EKONOMİ - 21 Nisan 2018 Cumartesi 09:52

Prof. Dr. Sudi Apak: “Türkiye’de bir finans merkezinin olması şart”

A
A
A
Prof. Dr. Sudi Apak: “Türkiye’de bir finans merkezinin olması şart”

Ekonomide yaşanan gelişmeler ile birlikte Türkiye’nin ekonomisini değerlendiren Prof.

Ekonomide yaşanan gelişmeler ile birlikte Türkiye’nin ekonomisini değerlendiren Prof. Dr. Sudi Apak, kredibilite sorununun yaşanmaması için Türkiye’de bir finans merkezinin olması gerektiğini vurguladı.


Dolar ve euro’da görülen artış ile birlikte Türkiye ekonomisini nasıl yönlendirilmesi gerektiği üzerine değerlendirmelerde bulunan İstanbul Esenyurt Üniversitesi Rektörü Prof. Dr. Sudi Apak, Türkiye’nin ekonomideki en büyük sonunun kredibilite sorunu olduğunu ifade etti. Dünya piyasalarında yüksek hacimle iş yapılmasının kredibilite arttıracağını da söyleyen Prof. Dr. Apak, Ekonominin dengeli bir şekilde yönetilmesi gerekiyor. Uzun vadede cari açıkla nasıl baş edileceği belirlenmelidir ”dedi.


“Varlık fonları kaynak oluşturmalı”


Kredibilite sorununun nasıl giderileceği ile ilgili yorumlarda bulunan Prof. Dr. Apak, “Bu sorun dünya finans piyasalarına Türk Bankaları ya da Türk işletmeleri olarak daha fazla girmememizden kaynaklanıyor. Bununla birlikte varlık fonlarının birbirleriyle rekabet eder halde kaynak oluşturuyor olması lazım. Nitekim dünya piyasalarına daha çok girdi çıktı yapılmalı. Daha fazla hacimle iş çevrilirse bu alanlarda kredibilite artmış olur. Dolayısıyla da risk oranı da o ölçüde azalır. Bu döngü sağlanamazsa alınan fonların maliyeti de artar. Maliyet artınca da işletmelerin alım gücü düşer ve üretim yapamaz hale gelir. Bunun mümkün olduğu kadar maliyetinin düşmesi lazım. Bu da dövizin düşmesiyle olur” dedi.

Verilen bilgiler →
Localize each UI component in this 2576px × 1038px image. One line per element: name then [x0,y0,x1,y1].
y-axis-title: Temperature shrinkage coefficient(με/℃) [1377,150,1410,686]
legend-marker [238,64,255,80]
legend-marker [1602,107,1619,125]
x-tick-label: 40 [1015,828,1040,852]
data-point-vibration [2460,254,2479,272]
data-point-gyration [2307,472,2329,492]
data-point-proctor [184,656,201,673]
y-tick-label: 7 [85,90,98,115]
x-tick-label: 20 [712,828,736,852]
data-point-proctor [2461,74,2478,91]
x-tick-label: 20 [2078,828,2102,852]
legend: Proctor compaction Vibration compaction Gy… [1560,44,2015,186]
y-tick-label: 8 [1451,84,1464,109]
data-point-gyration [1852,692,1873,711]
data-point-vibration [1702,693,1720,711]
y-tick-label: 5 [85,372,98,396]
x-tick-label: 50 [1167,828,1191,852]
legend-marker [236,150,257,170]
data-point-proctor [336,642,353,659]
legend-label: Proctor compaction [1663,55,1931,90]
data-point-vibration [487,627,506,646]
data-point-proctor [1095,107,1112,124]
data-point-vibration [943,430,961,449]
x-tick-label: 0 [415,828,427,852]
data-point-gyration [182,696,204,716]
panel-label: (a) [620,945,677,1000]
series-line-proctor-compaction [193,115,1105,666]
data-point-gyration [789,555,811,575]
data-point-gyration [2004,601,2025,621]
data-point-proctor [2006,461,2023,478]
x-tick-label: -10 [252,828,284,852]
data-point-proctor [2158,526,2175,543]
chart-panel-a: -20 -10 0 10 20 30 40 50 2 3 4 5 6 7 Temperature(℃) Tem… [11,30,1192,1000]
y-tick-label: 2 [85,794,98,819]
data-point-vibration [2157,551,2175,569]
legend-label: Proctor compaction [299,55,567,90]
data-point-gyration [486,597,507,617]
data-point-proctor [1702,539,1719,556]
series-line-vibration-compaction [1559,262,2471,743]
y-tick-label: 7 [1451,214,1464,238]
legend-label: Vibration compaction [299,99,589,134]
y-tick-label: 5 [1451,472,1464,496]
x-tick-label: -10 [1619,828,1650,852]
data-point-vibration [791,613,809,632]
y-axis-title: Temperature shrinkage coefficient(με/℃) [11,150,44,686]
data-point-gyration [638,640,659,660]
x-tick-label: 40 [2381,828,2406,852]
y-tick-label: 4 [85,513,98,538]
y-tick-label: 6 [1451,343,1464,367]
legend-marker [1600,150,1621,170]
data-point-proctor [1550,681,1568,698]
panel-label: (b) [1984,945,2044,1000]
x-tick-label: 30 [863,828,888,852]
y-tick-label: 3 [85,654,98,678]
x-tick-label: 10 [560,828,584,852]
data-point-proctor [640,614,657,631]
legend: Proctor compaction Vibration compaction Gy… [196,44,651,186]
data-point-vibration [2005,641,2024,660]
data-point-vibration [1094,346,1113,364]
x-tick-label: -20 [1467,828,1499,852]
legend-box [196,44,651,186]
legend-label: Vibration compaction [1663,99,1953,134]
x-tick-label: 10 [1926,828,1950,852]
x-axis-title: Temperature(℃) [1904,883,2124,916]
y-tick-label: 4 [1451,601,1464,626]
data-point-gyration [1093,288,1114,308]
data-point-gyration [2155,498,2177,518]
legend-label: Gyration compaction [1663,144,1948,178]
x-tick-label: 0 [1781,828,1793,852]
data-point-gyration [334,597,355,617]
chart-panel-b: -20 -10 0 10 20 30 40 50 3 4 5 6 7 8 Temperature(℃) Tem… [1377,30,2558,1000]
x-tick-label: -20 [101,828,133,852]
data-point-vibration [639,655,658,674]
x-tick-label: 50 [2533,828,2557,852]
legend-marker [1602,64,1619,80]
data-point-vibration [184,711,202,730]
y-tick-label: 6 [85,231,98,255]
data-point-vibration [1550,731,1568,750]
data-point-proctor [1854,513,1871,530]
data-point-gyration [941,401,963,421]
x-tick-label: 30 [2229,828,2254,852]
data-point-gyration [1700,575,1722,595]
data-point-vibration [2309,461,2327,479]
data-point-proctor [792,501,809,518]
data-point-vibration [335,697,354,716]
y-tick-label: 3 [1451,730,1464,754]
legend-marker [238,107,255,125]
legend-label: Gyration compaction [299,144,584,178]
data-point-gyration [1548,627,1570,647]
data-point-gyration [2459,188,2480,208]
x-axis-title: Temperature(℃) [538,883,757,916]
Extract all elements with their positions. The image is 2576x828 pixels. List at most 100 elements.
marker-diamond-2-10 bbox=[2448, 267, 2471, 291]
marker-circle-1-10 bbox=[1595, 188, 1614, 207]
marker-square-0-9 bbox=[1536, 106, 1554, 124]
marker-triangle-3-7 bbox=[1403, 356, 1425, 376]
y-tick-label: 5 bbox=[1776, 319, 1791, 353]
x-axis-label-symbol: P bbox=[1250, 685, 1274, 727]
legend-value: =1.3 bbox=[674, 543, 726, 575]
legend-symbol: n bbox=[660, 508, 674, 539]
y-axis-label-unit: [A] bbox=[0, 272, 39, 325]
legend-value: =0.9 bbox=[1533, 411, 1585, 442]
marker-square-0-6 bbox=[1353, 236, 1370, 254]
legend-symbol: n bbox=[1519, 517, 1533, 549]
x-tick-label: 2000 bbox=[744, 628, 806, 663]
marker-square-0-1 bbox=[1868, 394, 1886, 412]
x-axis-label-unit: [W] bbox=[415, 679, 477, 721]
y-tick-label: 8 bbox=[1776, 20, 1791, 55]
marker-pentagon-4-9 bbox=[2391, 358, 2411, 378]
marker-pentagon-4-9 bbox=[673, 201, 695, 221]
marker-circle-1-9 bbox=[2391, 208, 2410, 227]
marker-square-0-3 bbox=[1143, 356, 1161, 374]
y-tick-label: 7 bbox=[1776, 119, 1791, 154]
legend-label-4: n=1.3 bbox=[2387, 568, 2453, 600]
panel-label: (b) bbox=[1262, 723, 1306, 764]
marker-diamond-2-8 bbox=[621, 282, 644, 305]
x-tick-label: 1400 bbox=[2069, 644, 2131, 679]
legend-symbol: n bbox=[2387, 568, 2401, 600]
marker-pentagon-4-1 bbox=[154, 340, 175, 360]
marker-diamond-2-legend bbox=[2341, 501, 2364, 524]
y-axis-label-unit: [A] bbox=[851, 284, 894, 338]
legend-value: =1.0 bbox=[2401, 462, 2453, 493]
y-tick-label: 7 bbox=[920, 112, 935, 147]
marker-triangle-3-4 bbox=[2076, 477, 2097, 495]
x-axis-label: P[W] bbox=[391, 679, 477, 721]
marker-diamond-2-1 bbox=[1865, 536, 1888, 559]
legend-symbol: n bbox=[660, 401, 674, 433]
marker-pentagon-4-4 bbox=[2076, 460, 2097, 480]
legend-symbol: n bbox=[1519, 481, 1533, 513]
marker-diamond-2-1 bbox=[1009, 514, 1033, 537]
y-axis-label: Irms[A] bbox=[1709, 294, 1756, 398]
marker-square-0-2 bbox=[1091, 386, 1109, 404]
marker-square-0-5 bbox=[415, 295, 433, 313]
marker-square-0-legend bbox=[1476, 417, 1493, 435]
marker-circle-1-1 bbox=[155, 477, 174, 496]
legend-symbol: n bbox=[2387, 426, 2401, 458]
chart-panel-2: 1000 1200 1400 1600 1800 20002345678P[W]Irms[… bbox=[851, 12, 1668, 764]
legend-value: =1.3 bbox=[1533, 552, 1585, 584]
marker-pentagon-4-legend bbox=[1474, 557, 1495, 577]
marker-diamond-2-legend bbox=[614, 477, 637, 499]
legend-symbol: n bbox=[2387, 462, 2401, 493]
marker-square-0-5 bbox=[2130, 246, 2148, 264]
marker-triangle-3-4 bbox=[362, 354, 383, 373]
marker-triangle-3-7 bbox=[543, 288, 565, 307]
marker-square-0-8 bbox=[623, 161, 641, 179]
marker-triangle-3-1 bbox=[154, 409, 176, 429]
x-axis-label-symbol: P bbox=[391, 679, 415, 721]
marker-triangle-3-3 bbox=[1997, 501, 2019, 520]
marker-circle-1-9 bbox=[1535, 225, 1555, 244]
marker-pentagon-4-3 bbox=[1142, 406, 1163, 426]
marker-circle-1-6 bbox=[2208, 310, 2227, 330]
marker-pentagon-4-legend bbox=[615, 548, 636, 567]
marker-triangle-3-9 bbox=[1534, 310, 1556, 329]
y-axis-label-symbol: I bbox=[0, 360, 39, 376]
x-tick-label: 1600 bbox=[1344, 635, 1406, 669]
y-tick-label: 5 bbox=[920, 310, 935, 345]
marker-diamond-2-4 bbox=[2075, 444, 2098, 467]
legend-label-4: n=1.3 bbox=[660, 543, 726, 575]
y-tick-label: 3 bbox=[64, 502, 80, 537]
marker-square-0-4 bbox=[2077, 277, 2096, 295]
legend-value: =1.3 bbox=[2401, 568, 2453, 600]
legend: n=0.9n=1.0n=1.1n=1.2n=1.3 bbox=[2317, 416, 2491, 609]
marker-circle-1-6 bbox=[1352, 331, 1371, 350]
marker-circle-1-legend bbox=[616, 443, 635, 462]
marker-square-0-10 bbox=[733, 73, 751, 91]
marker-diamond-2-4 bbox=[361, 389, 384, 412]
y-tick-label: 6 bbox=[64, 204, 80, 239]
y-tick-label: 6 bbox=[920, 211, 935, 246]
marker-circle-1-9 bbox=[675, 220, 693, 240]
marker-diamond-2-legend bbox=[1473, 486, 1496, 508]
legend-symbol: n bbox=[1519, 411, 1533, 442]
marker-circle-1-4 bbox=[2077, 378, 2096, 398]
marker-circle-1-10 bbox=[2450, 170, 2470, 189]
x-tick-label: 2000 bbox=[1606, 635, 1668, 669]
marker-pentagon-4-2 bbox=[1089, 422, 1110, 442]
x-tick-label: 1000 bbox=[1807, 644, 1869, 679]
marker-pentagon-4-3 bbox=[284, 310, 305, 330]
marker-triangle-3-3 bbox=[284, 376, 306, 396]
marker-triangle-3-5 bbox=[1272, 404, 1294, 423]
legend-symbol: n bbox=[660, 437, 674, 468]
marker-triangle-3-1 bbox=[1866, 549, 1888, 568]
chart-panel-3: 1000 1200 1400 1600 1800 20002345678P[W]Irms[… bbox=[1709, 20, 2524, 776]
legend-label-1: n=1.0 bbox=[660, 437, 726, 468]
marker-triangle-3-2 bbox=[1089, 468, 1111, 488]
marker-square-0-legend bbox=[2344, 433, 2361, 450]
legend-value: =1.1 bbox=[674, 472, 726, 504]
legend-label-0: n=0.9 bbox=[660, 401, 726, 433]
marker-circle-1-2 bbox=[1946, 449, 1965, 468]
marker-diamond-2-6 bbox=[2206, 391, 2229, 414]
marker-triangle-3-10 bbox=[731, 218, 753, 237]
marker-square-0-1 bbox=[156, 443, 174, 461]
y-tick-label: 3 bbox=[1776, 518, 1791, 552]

Verilen görev A → Alıntı metne göre Prof. Dr. Sudi Apak hangi üniversitenin rektörüdür?
Verilen görev B → Alıntı metnin "EKONOMİ - 21" ile başlayıp "olması gerektiğini vurguladı." ile biten bölümünü, "finans merkezinin" yerine "uluslararası finans merkezinin" koyarak yeniden yazın.

Alıştırma cevabı A → İstanbul Esenyurt Üniversitesi'nin

Alıştırma cevabı B →
EKONOMİ - 21 Nisan 2018 Cumartesi 09:52

Prof. Dr. Sudi Apak: “Türkiye’de bir uluslararası finans merkezinin olması şart”

A
A
A
Prof. Dr. Sudi Apak: “Türkiye’de bir uluslararası finans merkezinin olması şart”

Ekonomide yaşanan gelişmeler ile birlikte Türkiye’nin ekonomisini değerlendiren Prof.

Ekonomide yaşanan gelişmeler ile birlikte Türkiye’nin ekonomisini değerlendiren Prof. Dr. Sudi Apak, kredibilite sorununun yaşanmaması için Türkiye’de bir uluslararası finans merkezinin olması gerektiğini vurguladı.